Work required
Output the material exactly, but drop every image it holds.

Data for this exercise
>>>

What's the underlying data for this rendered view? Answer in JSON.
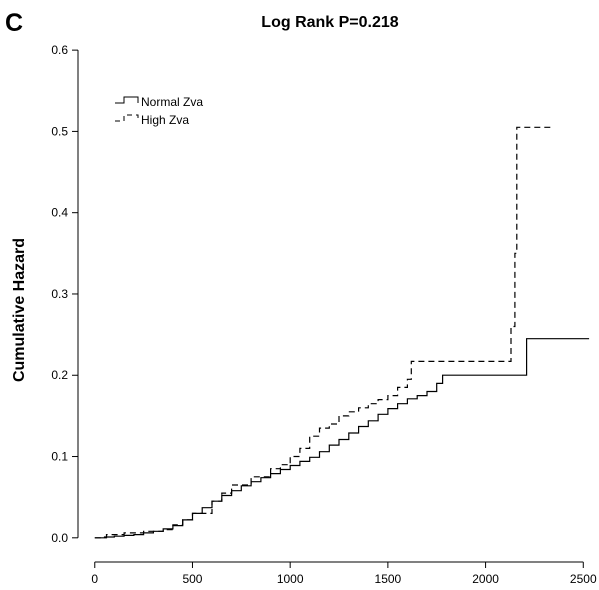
{
  "panel_label": "C",
  "chart_data": {
    "type": "line",
    "title": "Log Rank P=0.218",
    "xlabel": "",
    "ylabel": "Cumulative Hazard",
    "xlim": [
      -50,
      2560
    ],
    "ylim": [
      -0.015,
      0.61
    ],
    "xticks": [
      0,
      500,
      1000,
      1500,
      2000,
      2500
    ],
    "yticks": [
      0.0,
      0.1,
      0.2,
      0.3,
      0.4,
      0.5,
      0.6
    ],
    "xtick_labels": [
      "0",
      "500",
      "1000",
      "1500",
      "2000",
      "2500"
    ],
    "ytick_labels": [
      "0.0",
      "0.1",
      "0.2",
      "0.3",
      "0.4",
      "0.5",
      "0.6"
    ],
    "grid": false,
    "legend_position": "top-left",
    "series": [
      {
        "name": "Normal Zva",
        "line_style": "solid",
        "color": "#000000",
        "step": true,
        "x": [
          0,
          50,
          100,
          150,
          200,
          250,
          300,
          350,
          400,
          450,
          500,
          550,
          600,
          650,
          700,
          750,
          800,
          850,
          900,
          950,
          1000,
          1050,
          1100,
          1150,
          1200,
          1250,
          1300,
          1350,
          1400,
          1450,
          1500,
          1550,
          1600,
          1650,
          1700,
          1750,
          1780,
          2210,
          2530
        ],
        "y": [
          0,
          0.001,
          0.002,
          0.003,
          0.004,
          0.006,
          0.008,
          0.011,
          0.015,
          0.022,
          0.03,
          0.037,
          0.045,
          0.052,
          0.058,
          0.064,
          0.069,
          0.074,
          0.079,
          0.084,
          0.089,
          0.094,
          0.099,
          0.106,
          0.114,
          0.121,
          0.129,
          0.137,
          0.144,
          0.152,
          0.159,
          0.165,
          0.171,
          0.175,
          0.18,
          0.19,
          0.2,
          0.245,
          0.245
        ]
      },
      {
        "name": "High Zva",
        "line_style": "dashed",
        "color": "#000000",
        "step": true,
        "x": [
          0,
          60,
          150,
          250,
          350,
          400,
          450,
          500,
          600,
          650,
          700,
          800,
          900,
          950,
          1000,
          1050,
          1100,
          1150,
          1200,
          1250,
          1300,
          1350,
          1400,
          1450,
          1500,
          1550,
          1600,
          1620,
          2130,
          2150,
          2160,
          2340
        ],
        "y": [
          0,
          0.004,
          0.006,
          0.008,
          0.01,
          0.016,
          0.022,
          0.03,
          0.045,
          0.055,
          0.065,
          0.075,
          0.085,
          0.09,
          0.1,
          0.11,
          0.125,
          0.135,
          0.14,
          0.15,
          0.155,
          0.16,
          0.165,
          0.17,
          0.175,
          0.185,
          0.195,
          0.217,
          0.26,
          0.35,
          0.505,
          0.505
        ]
      }
    ]
  }
}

<<<

Solution
What's the underlying data for this rendered view? Answer in JSON.
{
  "panel_label": "C",
  "chart_data": {
    "type": "line",
    "title": "Log Rank P=0.218",
    "xlabel": "",
    "ylabel": "Cumulative Hazard",
    "xlim": [
      -50,
      2560
    ],
    "ylim": [
      -0.015,
      0.61
    ],
    "xticks": [
      0,
      500,
      1000,
      1500,
      2000,
      2500
    ],
    "yticks": [
      0.0,
      0.1,
      0.2,
      0.3,
      0.4,
      0.5,
      0.6
    ],
    "xtick_labels": [
      "0",
      "500",
      "1000",
      "1500",
      "2000",
      "2500"
    ],
    "ytick_labels": [
      "0.0",
      "0.1",
      "0.2",
      "0.3",
      "0.4",
      "0.5",
      "0.6"
    ],
    "grid": false,
    "legend_position": "top-left",
    "series": [
      {
        "name": "Normal Zva",
        "line_style": "solid",
        "color": "#000000",
        "step": true,
        "x": [
          0,
          50,
          100,
          150,
          200,
          250,
          300,
          350,
          400,
          450,
          500,
          550,
          600,
          650,
          700,
          750,
          800,
          850,
          900,
          950,
          1000,
          1050,
          1100,
          1150,
          1200,
          1250,
          1300,
          1350,
          1400,
          1450,
          1500,
          1550,
          1600,
          1650,
          1700,
          1750,
          1780,
          2210,
          2530
        ],
        "y": [
          0,
          0.001,
          0.002,
          0.003,
          0.004,
          0.006,
          0.008,
          0.011,
          0.015,
          0.022,
          0.03,
          0.037,
          0.045,
          0.052,
          0.058,
          0.064,
          0.069,
          0.074,
          0.079,
          0.084,
          0.089,
          0.094,
          0.099,
          0.106,
          0.114,
          0.121,
          0.129,
          0.137,
          0.144,
          0.152,
          0.159,
          0.165,
          0.171,
          0.175,
          0.18,
          0.19,
          0.2,
          0.245,
          0.245
        ]
      },
      {
        "name": "High Zva",
        "line_style": "dashed",
        "color": "#000000",
        "step": true,
        "x": [
          0,
          60,
          150,
          250,
          350,
          400,
          450,
          500,
          600,
          650,
          700,
          800,
          900,
          950,
          1000,
          1050,
          1100,
          1150,
          1200,
          1250,
          1300,
          1350,
          1400,
          1450,
          1500,
          1550,
          1600,
          1620,
          2130,
          2150,
          2160,
          2340
        ],
        "y": [
          0,
          0.004,
          0.006,
          0.008,
          0.01,
          0.016,
          0.022,
          0.03,
          0.045,
          0.055,
          0.065,
          0.075,
          0.085,
          0.09,
          0.1,
          0.11,
          0.125,
          0.135,
          0.14,
          0.15,
          0.155,
          0.16,
          0.165,
          0.17,
          0.175,
          0.185,
          0.195,
          0.217,
          0.26,
          0.35,
          0.505,
          0.505
        ]
      }
    ]
  }
}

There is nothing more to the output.